**The request**
Can you copy all of the records below word for word, leaving out the pictures?

Image element box records:
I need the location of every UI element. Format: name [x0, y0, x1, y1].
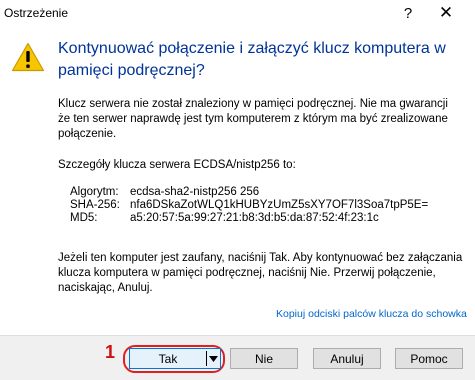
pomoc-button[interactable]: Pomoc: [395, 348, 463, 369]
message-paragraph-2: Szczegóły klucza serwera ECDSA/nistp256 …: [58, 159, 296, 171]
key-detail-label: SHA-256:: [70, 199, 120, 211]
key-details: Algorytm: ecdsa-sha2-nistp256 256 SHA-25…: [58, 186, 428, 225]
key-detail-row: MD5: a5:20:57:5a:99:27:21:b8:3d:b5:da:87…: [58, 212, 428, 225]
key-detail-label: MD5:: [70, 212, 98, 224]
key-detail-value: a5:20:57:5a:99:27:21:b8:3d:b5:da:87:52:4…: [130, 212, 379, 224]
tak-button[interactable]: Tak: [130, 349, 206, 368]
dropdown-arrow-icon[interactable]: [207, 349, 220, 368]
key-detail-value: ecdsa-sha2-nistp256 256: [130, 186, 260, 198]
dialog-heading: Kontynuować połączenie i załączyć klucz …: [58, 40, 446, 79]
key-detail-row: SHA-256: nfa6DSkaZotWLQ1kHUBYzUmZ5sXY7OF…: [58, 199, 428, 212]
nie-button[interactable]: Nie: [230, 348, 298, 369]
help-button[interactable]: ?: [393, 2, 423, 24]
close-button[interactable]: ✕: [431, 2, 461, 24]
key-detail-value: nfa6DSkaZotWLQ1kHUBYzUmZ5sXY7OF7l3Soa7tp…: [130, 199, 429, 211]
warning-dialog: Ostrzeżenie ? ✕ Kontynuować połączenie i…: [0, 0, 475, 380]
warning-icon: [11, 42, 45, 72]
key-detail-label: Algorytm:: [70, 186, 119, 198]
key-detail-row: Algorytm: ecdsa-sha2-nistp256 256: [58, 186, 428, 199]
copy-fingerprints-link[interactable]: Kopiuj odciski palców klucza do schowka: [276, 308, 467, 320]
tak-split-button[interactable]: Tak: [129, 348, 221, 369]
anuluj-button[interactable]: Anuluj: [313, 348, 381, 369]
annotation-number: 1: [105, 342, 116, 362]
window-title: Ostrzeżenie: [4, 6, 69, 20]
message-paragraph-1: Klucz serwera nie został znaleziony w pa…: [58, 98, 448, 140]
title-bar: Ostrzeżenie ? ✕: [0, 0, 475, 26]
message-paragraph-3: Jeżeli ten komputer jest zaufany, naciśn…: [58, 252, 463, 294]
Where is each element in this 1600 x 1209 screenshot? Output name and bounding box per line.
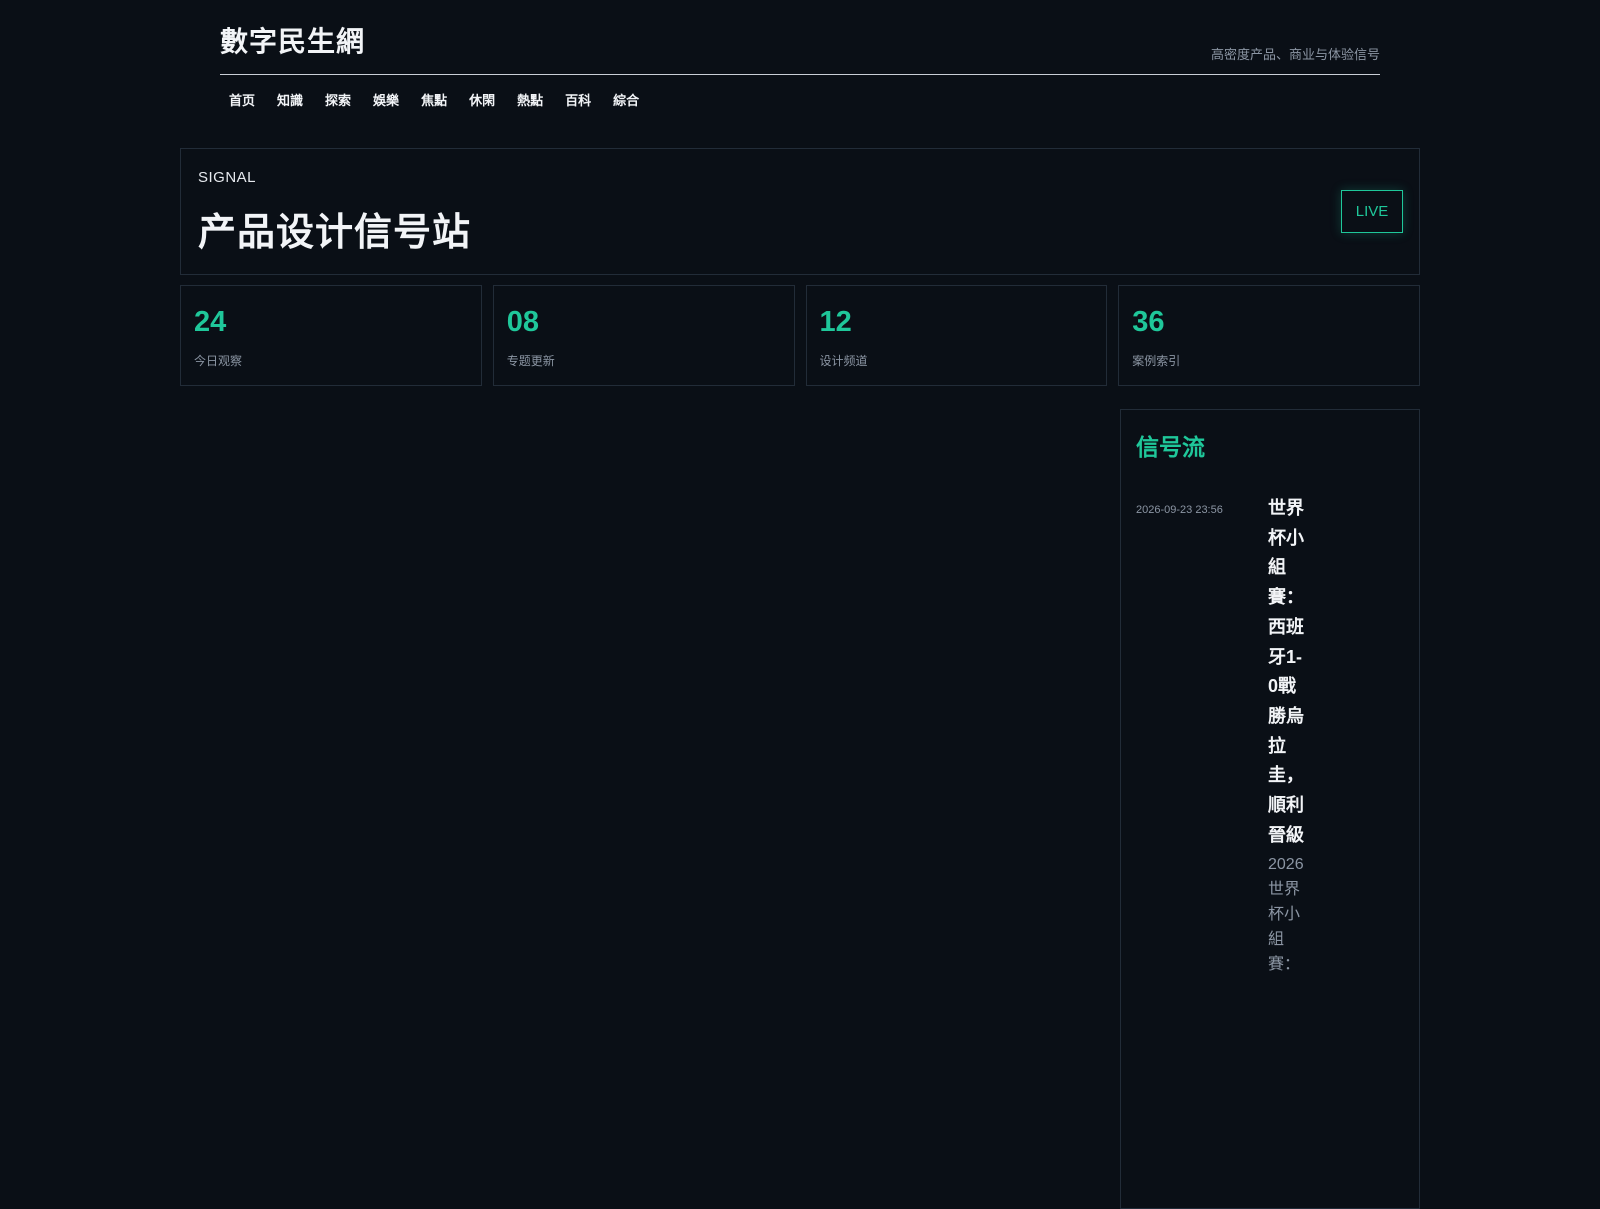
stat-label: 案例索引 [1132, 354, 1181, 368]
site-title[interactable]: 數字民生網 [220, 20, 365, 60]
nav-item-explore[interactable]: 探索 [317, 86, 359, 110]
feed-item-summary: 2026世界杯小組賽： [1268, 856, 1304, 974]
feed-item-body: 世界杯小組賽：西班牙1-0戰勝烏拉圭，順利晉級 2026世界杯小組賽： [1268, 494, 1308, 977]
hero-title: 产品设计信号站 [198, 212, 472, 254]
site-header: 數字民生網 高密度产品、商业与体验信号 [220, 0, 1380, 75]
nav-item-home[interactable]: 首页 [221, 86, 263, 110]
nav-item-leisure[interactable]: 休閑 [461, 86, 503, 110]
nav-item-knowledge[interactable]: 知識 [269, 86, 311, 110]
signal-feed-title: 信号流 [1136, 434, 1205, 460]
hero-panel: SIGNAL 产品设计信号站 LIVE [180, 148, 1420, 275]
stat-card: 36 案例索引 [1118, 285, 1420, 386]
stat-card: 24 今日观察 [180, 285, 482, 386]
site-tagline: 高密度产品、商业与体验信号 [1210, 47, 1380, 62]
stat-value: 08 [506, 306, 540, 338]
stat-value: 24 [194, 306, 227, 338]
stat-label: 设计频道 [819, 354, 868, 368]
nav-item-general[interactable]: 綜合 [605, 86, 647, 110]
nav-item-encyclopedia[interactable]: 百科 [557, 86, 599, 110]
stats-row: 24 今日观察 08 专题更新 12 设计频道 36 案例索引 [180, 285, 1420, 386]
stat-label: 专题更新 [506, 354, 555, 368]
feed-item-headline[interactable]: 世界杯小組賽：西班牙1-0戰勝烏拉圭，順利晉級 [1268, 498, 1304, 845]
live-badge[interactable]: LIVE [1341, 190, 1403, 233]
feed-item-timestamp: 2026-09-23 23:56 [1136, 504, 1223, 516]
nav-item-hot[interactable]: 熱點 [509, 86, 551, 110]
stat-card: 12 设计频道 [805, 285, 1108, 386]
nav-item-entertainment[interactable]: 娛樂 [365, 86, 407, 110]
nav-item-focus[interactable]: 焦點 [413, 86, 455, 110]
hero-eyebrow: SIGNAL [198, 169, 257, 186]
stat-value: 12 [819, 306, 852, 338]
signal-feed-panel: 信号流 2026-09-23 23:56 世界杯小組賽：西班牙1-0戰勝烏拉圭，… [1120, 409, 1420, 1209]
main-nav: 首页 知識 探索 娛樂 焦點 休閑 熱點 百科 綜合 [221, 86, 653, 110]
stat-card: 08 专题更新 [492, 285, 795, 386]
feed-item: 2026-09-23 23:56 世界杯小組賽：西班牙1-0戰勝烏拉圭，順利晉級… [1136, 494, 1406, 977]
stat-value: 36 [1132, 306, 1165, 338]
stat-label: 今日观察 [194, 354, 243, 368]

**Solution for this task**
I need the location of every UI element. Format: name [x0, y0, x1, y1].
pomoc-button[interactable]: Pomoc: [395, 348, 463, 369]
message-paragraph-2: Szczegóły klucza serwera ECDSA/nistp256 …: [58, 159, 296, 171]
key-detail-label: SHA-256:: [70, 199, 120, 211]
key-details: Algorytm: ecdsa-sha2-nistp256 256 SHA-25…: [58, 186, 428, 225]
key-detail-row: MD5: a5:20:57:5a:99:27:21:b8:3d:b5:da:87…: [58, 212, 428, 225]
key-detail-label: MD5:: [70, 212, 98, 224]
key-detail-value: a5:20:57:5a:99:27:21:b8:3d:b5:da:87:52:4…: [130, 212, 379, 224]
tak-button[interactable]: Tak: [130, 349, 206, 368]
dropdown-arrow-icon[interactable]: [207, 349, 220, 368]
key-detail-value: ecdsa-sha2-nistp256 256: [130, 186, 260, 198]
dialog-heading: Kontynuować połączenie i załączyć klucz …: [58, 40, 446, 79]
key-detail-row: SHA-256: nfa6DSkaZotWLQ1kHUBYzUmZ5sXY7OF…: [58, 199, 428, 212]
nie-button[interactable]: Nie: [230, 348, 298, 369]
help-button[interactable]: ?: [393, 2, 423, 24]
close-button[interactable]: ✕: [431, 2, 461, 24]
key-detail-value: nfa6DSkaZotWLQ1kHUBYzUmZ5sXY7OF7l3Soa7tp…: [130, 199, 429, 211]
warning-dialog: Ostrzeżenie ? ✕ Kontynuować połączenie i…: [0, 0, 475, 380]
warning-icon: [11, 42, 45, 72]
key-detail-label: Algorytm:: [70, 186, 119, 198]
key-detail-row: Algorytm: ecdsa-sha2-nistp256 256: [58, 186, 428, 199]
copy-fingerprints-link[interactable]: Kopiuj odciski palców klucza do schowka: [276, 308, 467, 320]
tak-split-button[interactable]: Tak: [129, 348, 221, 369]
anuluj-button[interactable]: Anuluj: [313, 348, 381, 369]
annotation-number: 1: [105, 342, 116, 362]
window-title: Ostrzeżenie: [4, 6, 69, 20]
message-paragraph-1: Klucz serwera nie został znaleziony w pa…: [58, 98, 448, 140]
title-bar: Ostrzeżenie ? ✕: [0, 0, 475, 26]
message-paragraph-3: Jeżeli ten komputer jest zaufany, naciśn…: [58, 252, 463, 294]
Where is each element in this 1600 x 1209 screenshot? Output name and bounding box per line.
stat-label: 案例索引 [1132, 354, 1181, 368]
site-title[interactable]: 數字民生網 [220, 20, 365, 60]
nav-item-explore[interactable]: 探索 [317, 86, 359, 110]
feed-item-summary: 2026世界杯小組賽： [1268, 856, 1304, 974]
feed-item-body: 世界杯小組賽：西班牙1-0戰勝烏拉圭，順利晉級 2026世界杯小組賽： [1268, 494, 1308, 977]
hero-title: 产品设计信号站 [198, 212, 472, 254]
site-header: 數字民生網 高密度产品、商业与体验信号 [220, 0, 1380, 75]
nav-item-home[interactable]: 首页 [221, 86, 263, 110]
nav-item-leisure[interactable]: 休閑 [461, 86, 503, 110]
nav-item-knowledge[interactable]: 知識 [269, 86, 311, 110]
signal-feed-title: 信号流 [1136, 434, 1205, 460]
hero-panel: SIGNAL 产品设计信号站 LIVE [180, 148, 1420, 275]
stat-card: 36 案例索引 [1118, 285, 1420, 386]
stat-card: 24 今日观察 [180, 285, 482, 386]
site-tagline: 高密度产品、商业与体验信号 [1210, 47, 1380, 62]
stat-value: 08 [506, 306, 540, 338]
stat-value: 24 [194, 306, 227, 338]
stat-label: 设计频道 [819, 354, 868, 368]
nav-item-general[interactable]: 綜合 [605, 86, 647, 110]
nav-item-encyclopedia[interactable]: 百科 [557, 86, 599, 110]
stats-row: 24 今日观察 08 专题更新 12 设计频道 36 案例索引 [180, 285, 1420, 386]
stat-label: 专题更新 [506, 354, 555, 368]
feed-item-headline[interactable]: 世界杯小組賽：西班牙1-0戰勝烏拉圭，順利晉級 [1268, 498, 1304, 845]
live-badge[interactable]: LIVE [1341, 190, 1403, 233]
feed-item-timestamp: 2026-09-23 23:56 [1136, 504, 1223, 516]
nav-item-hot[interactable]: 熱點 [509, 86, 551, 110]
stat-card: 12 设计频道 [805, 285, 1108, 386]
nav-item-entertainment[interactable]: 娛樂 [365, 86, 407, 110]
nav-item-focus[interactable]: 焦點 [413, 86, 455, 110]
hero-eyebrow: SIGNAL [198, 169, 257, 186]
stat-value: 12 [819, 306, 852, 338]
signal-feed-panel: 信号流 2026-09-23 23:56 世界杯小組賽：西班牙1-0戰勝烏拉圭，… [1120, 409, 1420, 1209]
main-nav: 首页 知識 探索 娛樂 焦點 休閑 熱點 百科 綜合 [221, 86, 653, 110]
stat-card: 08 专题更新 [492, 285, 795, 386]
feed-item: 2026-09-23 23:56 世界杯小組賽：西班牙1-0戰勝烏拉圭，順利晉級… [1136, 494, 1406, 977]
stat-value: 36 [1132, 306, 1165, 338]
stat-label: 今日观察 [194, 354, 243, 368]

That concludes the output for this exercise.